== RECORDS FOR PROCESSING

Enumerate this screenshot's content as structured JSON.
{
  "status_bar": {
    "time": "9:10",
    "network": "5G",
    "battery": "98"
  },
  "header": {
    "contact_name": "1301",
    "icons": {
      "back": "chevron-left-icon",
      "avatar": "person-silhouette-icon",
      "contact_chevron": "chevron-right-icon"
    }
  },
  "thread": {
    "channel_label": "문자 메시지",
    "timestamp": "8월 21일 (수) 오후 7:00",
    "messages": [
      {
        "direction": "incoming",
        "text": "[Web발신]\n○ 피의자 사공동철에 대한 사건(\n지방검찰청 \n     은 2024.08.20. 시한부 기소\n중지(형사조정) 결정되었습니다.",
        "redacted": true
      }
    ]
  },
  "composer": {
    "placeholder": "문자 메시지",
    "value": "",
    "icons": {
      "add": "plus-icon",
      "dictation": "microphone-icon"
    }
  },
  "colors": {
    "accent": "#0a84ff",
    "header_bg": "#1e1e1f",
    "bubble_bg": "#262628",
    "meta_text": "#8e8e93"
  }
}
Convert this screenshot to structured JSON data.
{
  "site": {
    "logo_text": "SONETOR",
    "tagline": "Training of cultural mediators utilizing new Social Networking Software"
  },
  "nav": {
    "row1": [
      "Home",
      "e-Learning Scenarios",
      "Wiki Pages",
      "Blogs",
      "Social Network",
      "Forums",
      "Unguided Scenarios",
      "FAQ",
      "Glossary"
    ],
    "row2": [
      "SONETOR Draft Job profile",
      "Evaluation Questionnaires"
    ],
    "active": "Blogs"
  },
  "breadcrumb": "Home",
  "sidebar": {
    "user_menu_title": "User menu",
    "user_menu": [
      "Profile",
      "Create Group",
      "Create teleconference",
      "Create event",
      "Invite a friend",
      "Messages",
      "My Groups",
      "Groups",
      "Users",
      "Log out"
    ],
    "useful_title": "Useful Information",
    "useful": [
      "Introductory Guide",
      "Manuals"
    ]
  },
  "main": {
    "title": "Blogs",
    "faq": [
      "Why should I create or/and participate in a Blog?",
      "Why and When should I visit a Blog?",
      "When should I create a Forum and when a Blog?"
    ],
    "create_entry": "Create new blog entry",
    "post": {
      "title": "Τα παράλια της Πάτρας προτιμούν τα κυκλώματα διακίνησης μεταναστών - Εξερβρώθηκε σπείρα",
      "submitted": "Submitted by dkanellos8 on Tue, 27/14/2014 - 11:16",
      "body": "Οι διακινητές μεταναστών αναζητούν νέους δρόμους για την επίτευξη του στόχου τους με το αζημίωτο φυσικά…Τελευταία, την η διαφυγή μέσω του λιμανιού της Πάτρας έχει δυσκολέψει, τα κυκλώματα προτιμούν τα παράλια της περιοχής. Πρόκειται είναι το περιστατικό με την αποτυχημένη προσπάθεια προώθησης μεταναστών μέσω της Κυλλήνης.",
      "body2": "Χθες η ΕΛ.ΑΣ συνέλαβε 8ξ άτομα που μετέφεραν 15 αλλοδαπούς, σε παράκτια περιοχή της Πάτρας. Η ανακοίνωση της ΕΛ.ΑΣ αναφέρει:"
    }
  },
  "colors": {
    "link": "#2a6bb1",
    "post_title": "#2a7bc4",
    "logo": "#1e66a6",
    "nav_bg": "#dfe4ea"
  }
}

====

Type the material above out again, exactly.

FINAL RESULT>
Enumerate this screenshot's content as structured JSON.
{
  "status_bar": {
    "time": "9:10",
    "network": "5G",
    "battery": "98"
  },
  "header": {
    "contact_name": "1301",
    "icons": {
      "back": "chevron-left-icon",
      "avatar": "person-silhouette-icon",
      "contact_chevron": "chevron-right-icon"
    }
  },
  "thread": {
    "channel_label": "문자 메시지",
    "timestamp": "8월 21일 (수) 오후 7:00",
    "messages": [
      {
        "direction": "incoming",
        "text": "[Web발신]\n○ 피의자 사공동철에 대한 사건(\n지방검찰청 \n     은 2024.08.20. 시한부 기소\n중지(형사조정) 결정되었습니다.",
        "redacted": true
      }
    ]
  },
  "composer": {
    "placeholder": "문자 메시지",
    "value": "",
    "icons": {
      "add": "plus-icon",
      "dictation": "microphone-icon"
    }
  },
  "colors": {
    "accent": "#0a84ff",
    "header_bg": "#1e1e1f",
    "bubble_bg": "#262628",
    "meta_text": "#8e8e93"
  }
}
Convert this screenshot to structured JSON data.
{
  "site": {
    "logo_text": "SONETOR",
    "tagline": "Training of cultural mediators utilizing new Social Networking Software"
  },
  "nav": {
    "row1": [
      "Home",
      "e-Learning Scenarios",
      "Wiki Pages",
      "Blogs",
      "Social Network",
      "Forums",
      "Unguided Scenarios",
      "FAQ",
      "Glossary"
    ],
    "row2": [
      "SONETOR Draft Job profile",
      "Evaluation Questionnaires"
    ],
    "active": "Blogs"
  },
  "breadcrumb": "Home",
  "sidebar": {
    "user_menu_title": "User menu",
    "user_menu": [
      "Profile",
      "Create Group",
      "Create teleconference",
      "Create event",
      "Invite a friend",
      "Messages",
      "My Groups",
      "Groups",
      "Users",
      "Log out"
    ],
    "useful_title": "Useful Information",
    "useful": [
      "Introductory Guide",
      "Manuals"
    ]
  },
  "main": {
    "title": "Blogs",
    "faq": [
      "Why should I create or/and participate in a Blog?",
      "Why and When should I visit a Blog?",
      "When should I create a Forum and when a Blog?"
    ],
    "create_entry": "Create new blog entry",
    "post": {
      "title": "Τα παράλια της Πάτρας προτιμούν τα κυκλώματα διακίνησης μεταναστών - Εξερβρώθηκε σπείρα",
      "submitted": "Submitted by dkanellos8 on Tue, 27/14/2014 - 11:16",
      "body": "Οι διακινητές μεταναστών αναζητούν νέους δρόμους για την επίτευξη του στόχου τους με το αζημίωτο φυσικά…Τελευταία, την η διαφυγή μέσω του λιμανιού της Πάτρας έχει δυσκολέψει, τα κυκλώματα προτιμούν τα παράλια της περιοχής. Πρόκειται είναι το περιστατικό με την αποτυχημένη προσπάθεια προώθησης μεταναστών μέσω της Κυλλήνης.",
      "body2": "Χθες η ΕΛ.ΑΣ συνέλαβε 8ξ άτομα που μετέφεραν 15 αλλοδαπούς, σε παράκτια περιοχή της Πάτρας. Η ανακοίνωση της ΕΛ.ΑΣ αναφέρει:"
    }
  },
  "colors": {
    "link": "#2a6bb1",
    "post_title": "#2a7bc4",
    "logo": "#1e66a6",
    "nav_bg": "#dfe4ea"
  }
}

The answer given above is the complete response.